TASK TO COMPLETE
Reproduce verbatim every line of the material from its first line through the line containing "series-cummins: [91, 87, 512, 272]", inclusive.

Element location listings
---*---

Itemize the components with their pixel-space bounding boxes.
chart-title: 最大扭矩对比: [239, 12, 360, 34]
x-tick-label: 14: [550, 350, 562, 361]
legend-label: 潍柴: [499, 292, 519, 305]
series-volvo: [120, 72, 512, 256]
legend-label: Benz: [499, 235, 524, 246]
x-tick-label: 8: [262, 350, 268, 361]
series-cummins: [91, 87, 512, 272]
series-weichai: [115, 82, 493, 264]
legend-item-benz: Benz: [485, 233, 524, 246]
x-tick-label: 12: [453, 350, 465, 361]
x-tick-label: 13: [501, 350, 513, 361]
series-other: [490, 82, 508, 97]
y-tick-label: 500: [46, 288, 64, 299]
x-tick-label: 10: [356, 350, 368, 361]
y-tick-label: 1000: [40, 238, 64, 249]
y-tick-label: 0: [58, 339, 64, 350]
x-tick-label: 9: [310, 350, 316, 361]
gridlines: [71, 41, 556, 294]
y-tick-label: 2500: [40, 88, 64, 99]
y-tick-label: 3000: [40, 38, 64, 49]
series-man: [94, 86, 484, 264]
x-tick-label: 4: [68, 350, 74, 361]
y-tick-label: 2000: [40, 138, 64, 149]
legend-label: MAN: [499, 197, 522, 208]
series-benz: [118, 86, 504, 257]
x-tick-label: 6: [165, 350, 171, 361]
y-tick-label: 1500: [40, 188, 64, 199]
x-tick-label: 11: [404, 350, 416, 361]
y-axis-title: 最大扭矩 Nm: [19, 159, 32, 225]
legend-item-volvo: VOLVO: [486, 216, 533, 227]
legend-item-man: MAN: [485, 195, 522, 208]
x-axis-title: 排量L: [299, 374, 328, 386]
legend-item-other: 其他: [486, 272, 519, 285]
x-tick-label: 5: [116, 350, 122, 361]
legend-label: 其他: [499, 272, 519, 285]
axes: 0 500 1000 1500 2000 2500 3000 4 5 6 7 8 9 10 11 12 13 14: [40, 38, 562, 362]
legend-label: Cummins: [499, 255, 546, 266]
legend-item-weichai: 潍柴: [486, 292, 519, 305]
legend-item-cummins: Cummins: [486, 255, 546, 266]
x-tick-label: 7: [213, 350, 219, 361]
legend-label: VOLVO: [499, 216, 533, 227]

---*---

FINAL RESULT
Itemize the components with their pixel-space bounding boxes.
chart-title: 最大扭矩对比: [239, 12, 360, 34]
x-tick-label: 14: [550, 350, 562, 361]
legend-label: 潍柴: [499, 292, 519, 305]
series-volvo: [120, 72, 512, 256]
legend-label: Benz: [499, 235, 524, 246]
x-tick-label: 8: [262, 350, 268, 361]
series-cummins: [91, 87, 512, 272]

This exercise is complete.